_EXERCISE DESCRIPTION_.
Please give the data below again in full, exactly as it stands.
— Start of EXTRACTED RECORDS —
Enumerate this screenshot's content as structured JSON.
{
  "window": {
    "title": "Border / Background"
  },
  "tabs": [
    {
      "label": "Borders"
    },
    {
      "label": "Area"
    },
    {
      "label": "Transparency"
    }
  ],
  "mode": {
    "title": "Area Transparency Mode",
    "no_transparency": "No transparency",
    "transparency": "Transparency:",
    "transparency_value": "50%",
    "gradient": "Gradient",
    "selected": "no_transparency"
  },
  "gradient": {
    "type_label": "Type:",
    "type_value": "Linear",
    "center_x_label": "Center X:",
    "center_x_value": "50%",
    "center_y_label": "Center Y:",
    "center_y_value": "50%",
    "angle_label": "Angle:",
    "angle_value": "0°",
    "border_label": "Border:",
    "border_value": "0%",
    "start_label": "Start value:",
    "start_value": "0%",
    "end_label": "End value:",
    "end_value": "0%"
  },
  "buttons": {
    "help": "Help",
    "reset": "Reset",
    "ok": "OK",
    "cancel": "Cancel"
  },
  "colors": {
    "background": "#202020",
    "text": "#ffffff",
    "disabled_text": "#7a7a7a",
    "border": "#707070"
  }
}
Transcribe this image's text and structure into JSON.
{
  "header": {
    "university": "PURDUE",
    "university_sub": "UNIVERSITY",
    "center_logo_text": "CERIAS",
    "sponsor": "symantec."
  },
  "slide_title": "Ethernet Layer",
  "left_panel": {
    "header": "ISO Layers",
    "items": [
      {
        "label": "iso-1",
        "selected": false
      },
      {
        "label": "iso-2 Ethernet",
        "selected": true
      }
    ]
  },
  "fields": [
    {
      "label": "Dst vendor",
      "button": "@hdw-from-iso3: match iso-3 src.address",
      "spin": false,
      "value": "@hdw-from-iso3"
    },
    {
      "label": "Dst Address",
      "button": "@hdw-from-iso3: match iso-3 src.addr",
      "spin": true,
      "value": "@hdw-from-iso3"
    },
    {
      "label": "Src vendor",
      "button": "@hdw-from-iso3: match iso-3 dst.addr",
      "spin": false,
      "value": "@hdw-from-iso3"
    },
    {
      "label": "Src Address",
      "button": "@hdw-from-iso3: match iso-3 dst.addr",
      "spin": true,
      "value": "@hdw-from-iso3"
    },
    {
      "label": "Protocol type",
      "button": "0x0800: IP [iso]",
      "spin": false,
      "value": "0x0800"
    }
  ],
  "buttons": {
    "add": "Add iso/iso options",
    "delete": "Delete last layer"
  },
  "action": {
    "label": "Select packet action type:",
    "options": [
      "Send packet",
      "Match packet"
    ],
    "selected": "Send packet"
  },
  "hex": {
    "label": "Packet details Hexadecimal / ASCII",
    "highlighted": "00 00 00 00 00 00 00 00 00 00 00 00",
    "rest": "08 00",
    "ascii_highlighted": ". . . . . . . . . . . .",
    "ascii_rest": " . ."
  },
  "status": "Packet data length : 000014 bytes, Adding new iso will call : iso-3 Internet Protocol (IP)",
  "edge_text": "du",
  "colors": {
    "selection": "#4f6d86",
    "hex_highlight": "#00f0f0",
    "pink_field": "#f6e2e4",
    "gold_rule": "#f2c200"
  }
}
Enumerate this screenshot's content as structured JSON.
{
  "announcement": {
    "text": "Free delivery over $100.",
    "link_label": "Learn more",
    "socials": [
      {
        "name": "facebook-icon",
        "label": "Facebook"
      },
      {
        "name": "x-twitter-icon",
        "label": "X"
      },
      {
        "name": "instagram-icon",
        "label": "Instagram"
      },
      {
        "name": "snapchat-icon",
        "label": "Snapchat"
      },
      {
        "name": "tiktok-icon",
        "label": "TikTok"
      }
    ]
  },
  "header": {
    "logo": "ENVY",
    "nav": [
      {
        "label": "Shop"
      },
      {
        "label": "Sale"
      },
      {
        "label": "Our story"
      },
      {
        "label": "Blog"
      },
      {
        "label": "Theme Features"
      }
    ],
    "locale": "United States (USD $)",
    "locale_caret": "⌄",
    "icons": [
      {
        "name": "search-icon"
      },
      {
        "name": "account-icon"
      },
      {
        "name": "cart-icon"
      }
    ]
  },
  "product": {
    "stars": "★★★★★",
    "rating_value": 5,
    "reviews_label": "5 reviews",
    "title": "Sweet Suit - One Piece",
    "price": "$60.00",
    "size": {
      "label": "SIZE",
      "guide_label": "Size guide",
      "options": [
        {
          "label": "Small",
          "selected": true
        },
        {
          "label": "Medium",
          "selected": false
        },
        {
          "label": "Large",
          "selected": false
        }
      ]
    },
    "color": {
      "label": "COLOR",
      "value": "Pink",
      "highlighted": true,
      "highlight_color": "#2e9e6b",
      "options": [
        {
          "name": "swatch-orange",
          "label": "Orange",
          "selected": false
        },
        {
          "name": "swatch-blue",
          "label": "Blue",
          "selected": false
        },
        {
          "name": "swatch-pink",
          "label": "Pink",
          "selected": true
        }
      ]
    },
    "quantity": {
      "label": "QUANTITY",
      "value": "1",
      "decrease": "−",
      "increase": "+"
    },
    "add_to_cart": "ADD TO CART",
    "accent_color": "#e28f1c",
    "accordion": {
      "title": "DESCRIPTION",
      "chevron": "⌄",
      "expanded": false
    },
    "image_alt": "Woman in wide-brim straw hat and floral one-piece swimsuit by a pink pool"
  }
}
— End of EXTRACTED RECORDS —
_RESULT_.
Enumerate this screenshot's content as structured JSON.
{
  "window": {
    "title": "Border / Background"
  },
  "tabs": [
    {
      "label": "Borders"
    },
    {
      "label": "Area"
    },
    {
      "label": "Transparency"
    }
  ],
  "mode": {
    "title": "Area Transparency Mode",
    "no_transparency": "No transparency",
    "transparency": "Transparency:",
    "transparency_value": "50%",
    "gradient": "Gradient",
    "selected": "no_transparency"
  },
  "gradient": {
    "type_label": "Type:",
    "type_value": "Linear",
    "center_x_label": "Center X:",
    "center_x_value": "50%",
    "center_y_label": "Center Y:",
    "center_y_value": "50%",
    "angle_label": "Angle:",
    "angle_value": "0°",
    "border_label": "Border:",
    "border_value": "0%",
    "start_label": "Start value:",
    "start_value": "0%",
    "end_label": "End value:",
    "end_value": "0%"
  },
  "buttons": {
    "help": "Help",
    "reset": "Reset",
    "ok": "OK",
    "cancel": "Cancel"
  },
  "colors": {
    "background": "#202020",
    "text": "#ffffff",
    "disabled_text": "#7a7a7a",
    "border": "#707070"
  }
}
Transcribe this image's text and structure into JSON.
{
  "header": {
    "university": "PURDUE",
    "university_sub": "UNIVERSITY",
    "center_logo_text": "CERIAS",
    "sponsor": "symantec."
  },
  "slide_title": "Ethernet Layer",
  "left_panel": {
    "header": "ISO Layers",
    "items": [
      {
        "label": "iso-1",
        "selected": false
      },
      {
        "label": "iso-2 Ethernet",
        "selected": true
      }
    ]
  },
  "fields": [
    {
      "label": "Dst vendor",
      "button": "@hdw-from-iso3: match iso-3 src.address",
      "spin": false,
      "value": "@hdw-from-iso3"
    },
    {
      "label": "Dst Address",
      "button": "@hdw-from-iso3: match iso-3 src.addr",
      "spin": true,
      "value": "@hdw-from-iso3"
    },
    {
      "label": "Src vendor",
      "button": "@hdw-from-iso3: match iso-3 dst.addr",
      "spin": false,
      "value": "@hdw-from-iso3"
    },
    {
      "label": "Src Address",
      "button": "@hdw-from-iso3: match iso-3 dst.addr",
      "spin": true,
      "value": "@hdw-from-iso3"
    },
    {
      "label": "Protocol type",
      "button": "0x0800: IP [iso]",
      "spin": false,
      "value": "0x0800"
    }
  ],
  "buttons": {
    "add": "Add iso/iso options",
    "delete": "Delete last layer"
  },
  "action": {
    "label": "Select packet action type:",
    "options": [
      "Send packet",
      "Match packet"
    ],
    "selected": "Send packet"
  },
  "hex": {
    "label": "Packet details Hexadecimal / ASCII",
    "highlighted": "00 00 00 00 00 00 00 00 00 00 00 00",
    "rest": "08 00",
    "ascii_highlighted": ". . . . . . . . . . . .",
    "ascii_rest": " . ."
  },
  "status": "Packet data length : 000014 bytes, Adding new iso will call : iso-3 Internet Protocol (IP)",
  "edge_text": "du",
  "colors": {
    "selection": "#4f6d86",
    "hex_highlight": "#00f0f0",
    "pink_field": "#f6e2e4",
    "gold_rule": "#f2c200"
  }
}
Enumerate this screenshot's content as structured JSON.
{
  "announcement": {
    "text": "Free delivery over $100.",
    "link_label": "Learn more",
    "socials": [
      {
        "name": "facebook-icon",
        "label": "Facebook"
      },
      {
        "name": "x-twitter-icon",
        "label": "X"
      },
      {
        "name": "instagram-icon",
        "label": "Instagram"
      },
      {
        "name": "snapchat-icon",
        "label": "Snapchat"
      },
      {
        "name": "tiktok-icon",
        "label": "TikTok"
      }
    ]
  },
  "header": {
    "logo": "ENVY",
    "nav": [
      {
        "label": "Shop"
      },
      {
        "label": "Sale"
      },
      {
        "label": "Our story"
      },
      {
        "label": "Blog"
      },
      {
        "label": "Theme Features"
      }
    ],
    "locale": "United States (USD $)",
    "locale_caret": "⌄",
    "icons": [
      {
        "name": "search-icon"
      },
      {
        "name": "account-icon"
      },
      {
        "name": "cart-icon"
      }
    ]
  },
  "product": {
    "stars": "★★★★★",
    "rating_value": 5,
    "reviews_label": "5 reviews",
    "title": "Sweet Suit - One Piece",
    "price": "$60.00",
    "size": {
      "label": "SIZE",
      "guide_label": "Size guide",
      "options": [
        {
          "label": "Small",
          "selected": true
        },
        {
          "label": "Medium",
          "selected": false
        },
        {
          "label": "Large",
          "selected": false
        }
      ]
    },
    "color": {
      "label": "COLOR",
      "value": "Pink",
      "highlighted": true,
      "highlight_color": "#2e9e6b",
      "options": [
        {
          "name": "swatch-orange",
          "label": "Orange",
          "selected": false
        },
        {
          "name": "swatch-blue",
          "label": "Blue",
          "selected": false
        },
        {
          "name": "swatch-pink",
          "label": "Pink",
          "selected": true
        }
      ]
    },
    "quantity": {
      "label": "QUANTITY",
      "value": "1",
      "decrease": "−",
      "increase": "+"
    },
    "add_to_cart": "ADD TO CART",
    "accent_color": "#e28f1c",
    "accordion": {
      "title": "DESCRIPTION",
      "chevron": "⌄",
      "expanded": false
    },
    "image_alt": "Woman in wide-brim straw hat and floral one-piece swimsuit by a pink pool"
  }
}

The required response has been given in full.